SHORT PROBLEM: Copy out every record below, word for word.

── LISTING

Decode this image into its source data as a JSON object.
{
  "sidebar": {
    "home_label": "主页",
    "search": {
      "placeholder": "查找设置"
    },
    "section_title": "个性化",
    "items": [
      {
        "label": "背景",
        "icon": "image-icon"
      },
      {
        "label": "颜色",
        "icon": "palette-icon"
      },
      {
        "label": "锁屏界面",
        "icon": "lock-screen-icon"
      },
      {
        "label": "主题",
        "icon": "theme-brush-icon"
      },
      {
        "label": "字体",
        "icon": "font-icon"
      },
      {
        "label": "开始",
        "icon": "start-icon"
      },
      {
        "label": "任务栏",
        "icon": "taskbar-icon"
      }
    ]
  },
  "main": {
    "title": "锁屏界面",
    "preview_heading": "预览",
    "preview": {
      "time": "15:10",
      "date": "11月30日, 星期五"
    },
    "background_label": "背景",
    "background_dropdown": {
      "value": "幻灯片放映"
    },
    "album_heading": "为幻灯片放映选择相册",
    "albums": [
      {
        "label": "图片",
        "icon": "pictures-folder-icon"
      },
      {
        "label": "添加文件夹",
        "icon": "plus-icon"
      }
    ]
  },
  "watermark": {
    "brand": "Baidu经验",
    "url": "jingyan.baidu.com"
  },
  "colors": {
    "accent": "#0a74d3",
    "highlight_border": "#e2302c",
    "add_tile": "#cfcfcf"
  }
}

────

RESPONSE:
Decode this image into its source data as a JSON object.
{
  "sidebar": {
    "home_label": "主页",
    "search": {
      "placeholder": "查找设置"
    },
    "section_title": "个性化",
    "items": [
      {
        "label": "背景",
        "icon": "image-icon"
      },
      {
        "label": "颜色",
        "icon": "palette-icon"
      },
      {
        "label": "锁屏界面",
        "icon": "lock-screen-icon"
      },
      {
        "label": "主题",
        "icon": "theme-brush-icon"
      },
      {
        "label": "字体",
        "icon": "font-icon"
      },
      {
        "label": "开始",
        "icon": "start-icon"
      },
      {
        "label": "任务栏",
        "icon": "taskbar-icon"
      }
    ]
  },
  "main": {
    "title": "锁屏界面",
    "preview_heading": "预览",
    "preview": {
      "time": "15:10",
      "date": "11月30日, 星期五"
    },
    "background_label": "背景",
    "background_dropdown": {
      "value": "幻灯片放映"
    },
    "album_heading": "为幻灯片放映选择相册",
    "albums": [
      {
        "label": "图片",
        "icon": "pictures-folder-icon"
      },
      {
        "label": "添加文件夹",
        "icon": "plus-icon"
      }
    ]
  },
  "watermark": {
    "brand": "Baidu经验",
    "url": "jingyan.baidu.com"
  },
  "colors": {
    "accent": "#0a74d3",
    "highlight_border": "#e2302c",
    "add_tile": "#cfcfcf"
  }
}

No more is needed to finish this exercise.